What the task asks> Below are some records. Quote exactly the lines from the one that contains "Give me the" through the last, both included, and leave out the pictures.

Available data>

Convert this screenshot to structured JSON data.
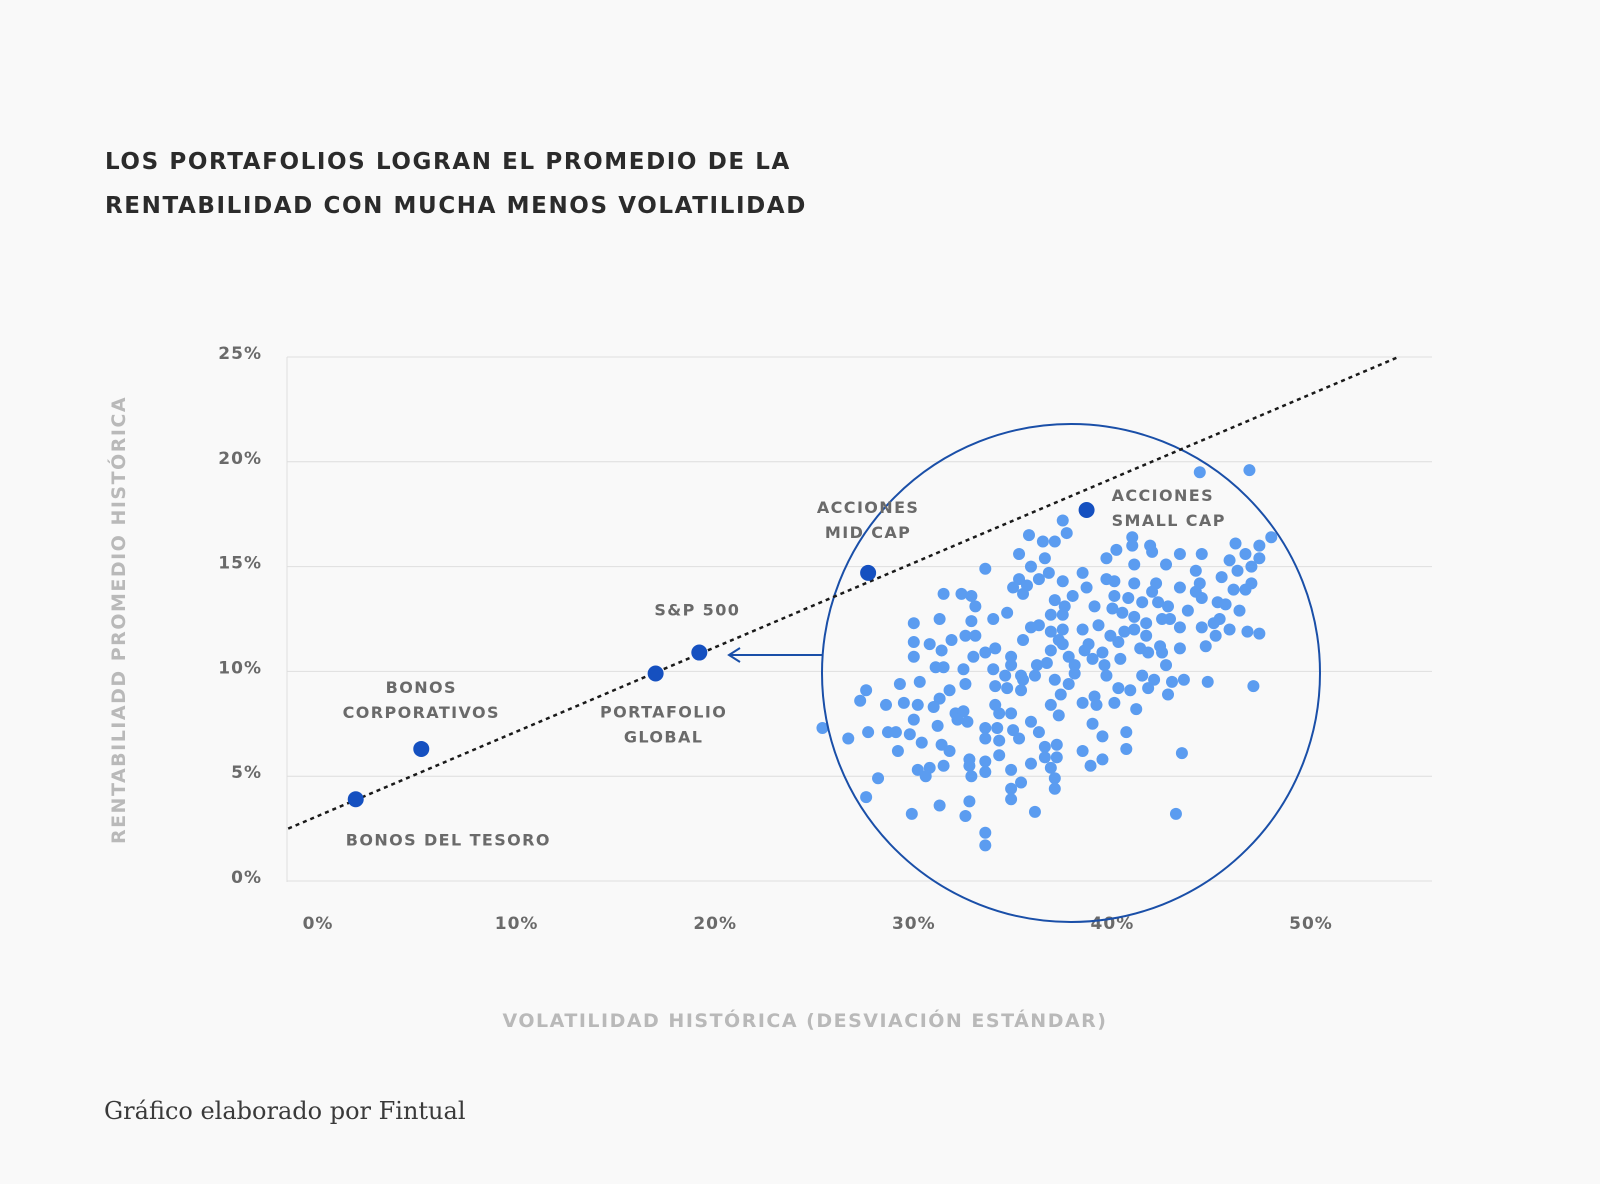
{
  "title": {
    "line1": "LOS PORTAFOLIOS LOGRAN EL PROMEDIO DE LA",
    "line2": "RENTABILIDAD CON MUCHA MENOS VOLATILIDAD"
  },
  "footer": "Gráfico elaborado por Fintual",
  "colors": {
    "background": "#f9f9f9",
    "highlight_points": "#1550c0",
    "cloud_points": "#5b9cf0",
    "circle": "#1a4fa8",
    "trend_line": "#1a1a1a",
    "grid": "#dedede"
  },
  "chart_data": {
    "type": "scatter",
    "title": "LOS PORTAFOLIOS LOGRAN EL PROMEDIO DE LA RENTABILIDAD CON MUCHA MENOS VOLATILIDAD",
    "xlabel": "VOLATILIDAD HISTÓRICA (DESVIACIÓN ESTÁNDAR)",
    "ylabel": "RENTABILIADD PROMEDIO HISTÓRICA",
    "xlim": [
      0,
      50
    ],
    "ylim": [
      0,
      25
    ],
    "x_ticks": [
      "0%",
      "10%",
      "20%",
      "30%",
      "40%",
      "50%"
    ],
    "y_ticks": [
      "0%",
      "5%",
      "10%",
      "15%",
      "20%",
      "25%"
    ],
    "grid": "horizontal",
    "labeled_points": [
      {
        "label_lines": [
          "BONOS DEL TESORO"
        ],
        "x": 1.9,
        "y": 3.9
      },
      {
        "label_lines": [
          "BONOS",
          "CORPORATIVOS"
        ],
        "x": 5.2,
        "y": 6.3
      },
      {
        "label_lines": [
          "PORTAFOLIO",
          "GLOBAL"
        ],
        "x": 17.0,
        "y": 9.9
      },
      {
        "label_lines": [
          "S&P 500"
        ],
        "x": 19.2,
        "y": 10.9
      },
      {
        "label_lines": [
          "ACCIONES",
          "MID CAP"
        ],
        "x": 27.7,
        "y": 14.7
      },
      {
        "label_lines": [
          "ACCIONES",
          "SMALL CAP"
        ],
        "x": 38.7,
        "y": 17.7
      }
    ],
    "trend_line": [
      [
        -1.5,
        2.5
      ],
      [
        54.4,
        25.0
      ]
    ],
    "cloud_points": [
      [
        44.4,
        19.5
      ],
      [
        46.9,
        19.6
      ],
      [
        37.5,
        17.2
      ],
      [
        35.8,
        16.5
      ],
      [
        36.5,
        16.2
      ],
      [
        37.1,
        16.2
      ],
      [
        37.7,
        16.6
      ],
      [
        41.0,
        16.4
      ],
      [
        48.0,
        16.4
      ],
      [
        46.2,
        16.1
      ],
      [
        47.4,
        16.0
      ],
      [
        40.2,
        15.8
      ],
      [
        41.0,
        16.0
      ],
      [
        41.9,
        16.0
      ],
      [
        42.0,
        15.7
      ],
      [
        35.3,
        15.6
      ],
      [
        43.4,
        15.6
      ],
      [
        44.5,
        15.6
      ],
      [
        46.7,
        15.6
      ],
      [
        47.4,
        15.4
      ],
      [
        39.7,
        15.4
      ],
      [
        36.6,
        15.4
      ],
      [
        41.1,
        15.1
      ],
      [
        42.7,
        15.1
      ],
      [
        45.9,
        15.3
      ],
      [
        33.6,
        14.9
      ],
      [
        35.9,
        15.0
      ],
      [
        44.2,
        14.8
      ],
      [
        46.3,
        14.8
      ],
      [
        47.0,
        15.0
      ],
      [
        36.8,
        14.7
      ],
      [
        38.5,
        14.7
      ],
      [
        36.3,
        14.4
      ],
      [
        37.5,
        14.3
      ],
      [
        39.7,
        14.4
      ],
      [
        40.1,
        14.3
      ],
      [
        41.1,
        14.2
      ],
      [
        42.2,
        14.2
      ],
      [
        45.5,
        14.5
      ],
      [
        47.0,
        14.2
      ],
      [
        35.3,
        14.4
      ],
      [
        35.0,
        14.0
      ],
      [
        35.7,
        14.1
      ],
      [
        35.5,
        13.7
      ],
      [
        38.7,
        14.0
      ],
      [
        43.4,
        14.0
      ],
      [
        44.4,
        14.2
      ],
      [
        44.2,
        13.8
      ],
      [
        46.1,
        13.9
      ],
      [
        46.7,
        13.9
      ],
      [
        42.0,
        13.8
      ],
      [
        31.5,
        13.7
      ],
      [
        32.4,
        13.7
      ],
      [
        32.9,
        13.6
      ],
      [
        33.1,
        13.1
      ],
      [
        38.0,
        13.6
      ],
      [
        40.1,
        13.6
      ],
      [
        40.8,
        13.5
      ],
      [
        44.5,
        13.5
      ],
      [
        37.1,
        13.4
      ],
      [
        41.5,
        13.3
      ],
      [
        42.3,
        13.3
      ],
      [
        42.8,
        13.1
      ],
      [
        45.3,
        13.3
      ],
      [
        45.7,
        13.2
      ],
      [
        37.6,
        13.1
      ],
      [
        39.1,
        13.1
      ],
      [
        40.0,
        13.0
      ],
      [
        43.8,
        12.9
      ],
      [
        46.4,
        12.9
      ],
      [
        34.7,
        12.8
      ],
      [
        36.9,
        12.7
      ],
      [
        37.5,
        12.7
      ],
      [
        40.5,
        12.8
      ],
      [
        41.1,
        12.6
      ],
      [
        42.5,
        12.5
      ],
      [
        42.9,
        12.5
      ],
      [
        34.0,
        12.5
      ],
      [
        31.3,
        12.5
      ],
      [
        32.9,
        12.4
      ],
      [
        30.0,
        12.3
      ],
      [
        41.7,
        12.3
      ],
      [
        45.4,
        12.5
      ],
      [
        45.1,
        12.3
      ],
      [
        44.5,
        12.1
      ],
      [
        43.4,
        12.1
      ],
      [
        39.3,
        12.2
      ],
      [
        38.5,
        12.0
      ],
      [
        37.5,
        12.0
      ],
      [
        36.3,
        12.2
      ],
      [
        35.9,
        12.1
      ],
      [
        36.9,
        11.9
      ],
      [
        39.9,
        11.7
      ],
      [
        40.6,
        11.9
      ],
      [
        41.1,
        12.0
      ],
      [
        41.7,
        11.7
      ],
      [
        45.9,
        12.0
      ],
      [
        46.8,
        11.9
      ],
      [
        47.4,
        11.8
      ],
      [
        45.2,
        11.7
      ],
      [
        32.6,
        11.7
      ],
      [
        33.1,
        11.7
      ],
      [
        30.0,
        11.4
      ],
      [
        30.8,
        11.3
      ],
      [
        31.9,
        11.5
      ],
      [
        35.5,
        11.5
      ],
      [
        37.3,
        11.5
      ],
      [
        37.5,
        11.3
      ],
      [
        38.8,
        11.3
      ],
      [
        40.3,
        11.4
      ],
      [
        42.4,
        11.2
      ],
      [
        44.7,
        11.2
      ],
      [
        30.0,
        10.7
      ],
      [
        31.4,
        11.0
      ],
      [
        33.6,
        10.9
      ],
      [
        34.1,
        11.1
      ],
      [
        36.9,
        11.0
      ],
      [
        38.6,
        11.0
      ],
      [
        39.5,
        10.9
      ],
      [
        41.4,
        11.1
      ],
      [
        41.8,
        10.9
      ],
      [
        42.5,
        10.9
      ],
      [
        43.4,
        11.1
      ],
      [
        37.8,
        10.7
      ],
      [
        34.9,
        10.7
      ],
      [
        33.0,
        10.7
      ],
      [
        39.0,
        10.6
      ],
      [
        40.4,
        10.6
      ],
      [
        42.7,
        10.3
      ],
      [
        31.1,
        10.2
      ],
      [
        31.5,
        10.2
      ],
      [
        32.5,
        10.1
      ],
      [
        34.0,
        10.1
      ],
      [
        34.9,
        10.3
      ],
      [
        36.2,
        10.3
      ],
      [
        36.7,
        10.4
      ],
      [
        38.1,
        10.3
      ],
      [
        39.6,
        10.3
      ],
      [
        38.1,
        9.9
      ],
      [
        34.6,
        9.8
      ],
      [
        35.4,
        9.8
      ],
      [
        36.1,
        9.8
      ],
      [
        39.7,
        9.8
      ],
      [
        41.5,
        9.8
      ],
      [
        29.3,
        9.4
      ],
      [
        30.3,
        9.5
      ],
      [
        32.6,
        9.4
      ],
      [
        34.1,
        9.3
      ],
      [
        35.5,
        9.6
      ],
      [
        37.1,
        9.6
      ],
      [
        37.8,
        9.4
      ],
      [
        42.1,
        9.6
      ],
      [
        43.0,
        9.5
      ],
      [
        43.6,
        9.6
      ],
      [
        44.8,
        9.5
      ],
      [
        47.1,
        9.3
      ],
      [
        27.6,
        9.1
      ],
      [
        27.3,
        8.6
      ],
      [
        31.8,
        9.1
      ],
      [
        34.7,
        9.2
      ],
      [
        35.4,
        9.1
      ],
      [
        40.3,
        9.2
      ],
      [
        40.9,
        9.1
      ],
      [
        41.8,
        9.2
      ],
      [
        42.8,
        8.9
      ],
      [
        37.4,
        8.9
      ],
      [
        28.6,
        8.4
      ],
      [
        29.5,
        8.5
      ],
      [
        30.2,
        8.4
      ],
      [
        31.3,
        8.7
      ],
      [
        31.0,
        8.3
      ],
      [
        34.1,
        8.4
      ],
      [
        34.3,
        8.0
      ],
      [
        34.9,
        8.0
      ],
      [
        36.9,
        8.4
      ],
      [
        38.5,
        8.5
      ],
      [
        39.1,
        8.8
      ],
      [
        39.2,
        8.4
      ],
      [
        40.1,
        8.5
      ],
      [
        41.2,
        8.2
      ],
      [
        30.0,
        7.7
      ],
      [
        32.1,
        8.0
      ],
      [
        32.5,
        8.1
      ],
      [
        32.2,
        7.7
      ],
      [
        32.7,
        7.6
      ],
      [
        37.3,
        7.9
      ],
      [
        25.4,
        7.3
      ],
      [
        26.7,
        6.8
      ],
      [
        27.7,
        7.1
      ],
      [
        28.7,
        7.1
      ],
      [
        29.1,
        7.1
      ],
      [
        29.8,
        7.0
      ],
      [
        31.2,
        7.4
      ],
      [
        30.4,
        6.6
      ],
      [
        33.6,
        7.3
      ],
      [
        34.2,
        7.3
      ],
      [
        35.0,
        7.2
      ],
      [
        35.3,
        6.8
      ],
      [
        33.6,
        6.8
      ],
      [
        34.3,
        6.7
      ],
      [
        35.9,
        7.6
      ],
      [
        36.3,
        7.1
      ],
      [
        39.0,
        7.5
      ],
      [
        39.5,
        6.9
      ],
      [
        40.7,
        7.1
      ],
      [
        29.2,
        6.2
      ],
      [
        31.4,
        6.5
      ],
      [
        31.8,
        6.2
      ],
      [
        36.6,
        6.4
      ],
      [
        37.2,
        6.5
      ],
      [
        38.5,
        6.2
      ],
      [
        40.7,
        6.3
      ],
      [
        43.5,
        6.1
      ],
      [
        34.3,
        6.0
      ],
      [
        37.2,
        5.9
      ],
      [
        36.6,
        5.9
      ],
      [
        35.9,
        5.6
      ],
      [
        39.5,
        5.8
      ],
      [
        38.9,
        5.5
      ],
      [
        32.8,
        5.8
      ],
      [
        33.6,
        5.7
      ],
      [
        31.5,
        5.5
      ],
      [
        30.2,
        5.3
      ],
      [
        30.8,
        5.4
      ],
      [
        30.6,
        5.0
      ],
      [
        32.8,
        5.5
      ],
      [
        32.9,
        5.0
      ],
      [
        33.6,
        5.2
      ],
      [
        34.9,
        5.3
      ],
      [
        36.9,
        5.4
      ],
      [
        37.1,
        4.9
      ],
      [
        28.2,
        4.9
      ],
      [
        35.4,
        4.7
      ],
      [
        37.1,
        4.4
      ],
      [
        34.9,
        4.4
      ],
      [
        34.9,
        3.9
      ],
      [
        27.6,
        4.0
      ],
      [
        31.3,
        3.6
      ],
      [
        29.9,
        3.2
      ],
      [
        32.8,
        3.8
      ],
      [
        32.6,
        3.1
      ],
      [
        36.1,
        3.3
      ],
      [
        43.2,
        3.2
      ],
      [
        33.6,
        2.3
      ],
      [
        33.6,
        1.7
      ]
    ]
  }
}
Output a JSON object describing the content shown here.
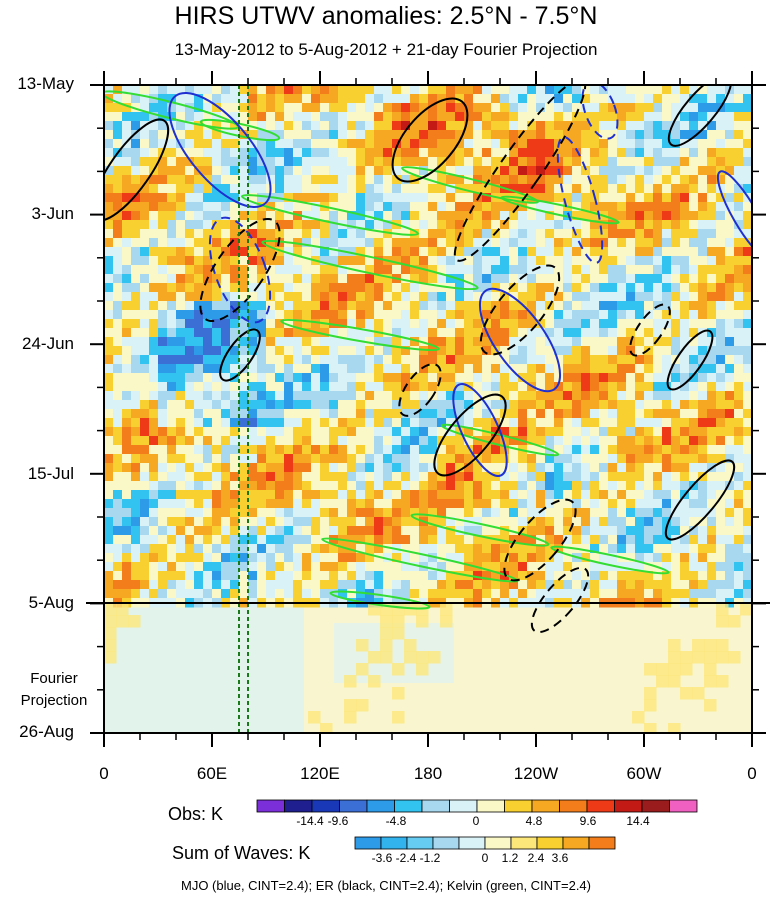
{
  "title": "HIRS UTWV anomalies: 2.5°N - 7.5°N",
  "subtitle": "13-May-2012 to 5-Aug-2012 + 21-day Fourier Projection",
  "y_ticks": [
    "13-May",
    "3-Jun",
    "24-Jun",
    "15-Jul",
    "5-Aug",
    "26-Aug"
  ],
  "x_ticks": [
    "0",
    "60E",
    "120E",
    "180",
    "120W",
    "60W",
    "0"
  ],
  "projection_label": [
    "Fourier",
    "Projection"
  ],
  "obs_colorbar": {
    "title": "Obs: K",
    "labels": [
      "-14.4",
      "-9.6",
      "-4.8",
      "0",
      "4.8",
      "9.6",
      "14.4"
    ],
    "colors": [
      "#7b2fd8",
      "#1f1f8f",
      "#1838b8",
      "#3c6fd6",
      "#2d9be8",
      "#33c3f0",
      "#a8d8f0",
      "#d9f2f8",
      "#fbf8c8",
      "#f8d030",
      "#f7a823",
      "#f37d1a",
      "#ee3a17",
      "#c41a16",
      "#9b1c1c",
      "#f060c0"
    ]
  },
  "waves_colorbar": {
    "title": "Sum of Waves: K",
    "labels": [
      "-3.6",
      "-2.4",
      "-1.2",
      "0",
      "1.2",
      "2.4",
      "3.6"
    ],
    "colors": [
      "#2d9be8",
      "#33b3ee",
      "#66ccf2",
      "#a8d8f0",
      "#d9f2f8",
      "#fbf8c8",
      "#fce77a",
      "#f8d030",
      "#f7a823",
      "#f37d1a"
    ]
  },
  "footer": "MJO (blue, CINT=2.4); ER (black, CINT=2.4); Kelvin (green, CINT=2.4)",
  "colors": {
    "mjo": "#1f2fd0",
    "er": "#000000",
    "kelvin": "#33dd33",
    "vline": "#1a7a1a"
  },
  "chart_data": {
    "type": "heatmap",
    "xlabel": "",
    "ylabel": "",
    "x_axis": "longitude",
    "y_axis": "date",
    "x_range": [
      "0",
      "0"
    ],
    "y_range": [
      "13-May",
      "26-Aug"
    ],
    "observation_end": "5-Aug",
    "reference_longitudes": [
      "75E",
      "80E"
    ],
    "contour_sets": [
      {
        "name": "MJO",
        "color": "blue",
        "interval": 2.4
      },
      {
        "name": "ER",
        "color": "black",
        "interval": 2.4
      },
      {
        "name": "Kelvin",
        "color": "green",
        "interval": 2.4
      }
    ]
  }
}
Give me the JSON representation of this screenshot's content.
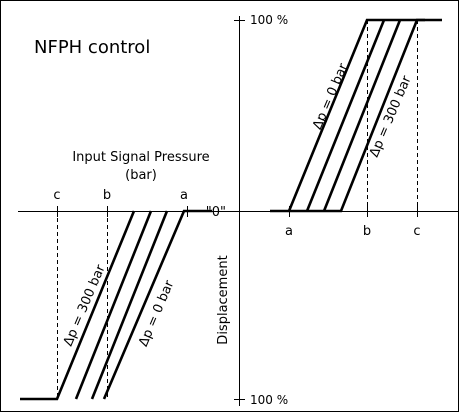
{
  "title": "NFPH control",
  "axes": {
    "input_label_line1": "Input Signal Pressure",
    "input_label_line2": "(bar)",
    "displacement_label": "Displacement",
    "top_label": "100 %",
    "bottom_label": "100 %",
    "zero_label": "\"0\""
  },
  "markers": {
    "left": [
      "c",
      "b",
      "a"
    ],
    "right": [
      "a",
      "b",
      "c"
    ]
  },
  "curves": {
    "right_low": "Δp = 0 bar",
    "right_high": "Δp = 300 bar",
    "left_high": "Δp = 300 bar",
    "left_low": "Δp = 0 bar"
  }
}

Answer below>
Give me the JSON representation of this screenshot's content.
{
  "title": "NFPH control",
  "axes": {
    "input_label_line1": "Input Signal Pressure",
    "input_label_line2": "(bar)",
    "displacement_label": "Displacement",
    "top_label": "100 %",
    "bottom_label": "100 %",
    "zero_label": "\"0\""
  },
  "markers": {
    "left": [
      "c",
      "b",
      "a"
    ],
    "right": [
      "a",
      "b",
      "c"
    ]
  },
  "curves": {
    "right_low": "Δp = 0 bar",
    "right_high": "Δp = 300 bar",
    "left_high": "Δp = 300 bar",
    "left_low": "Δp = 0 bar"
  }
}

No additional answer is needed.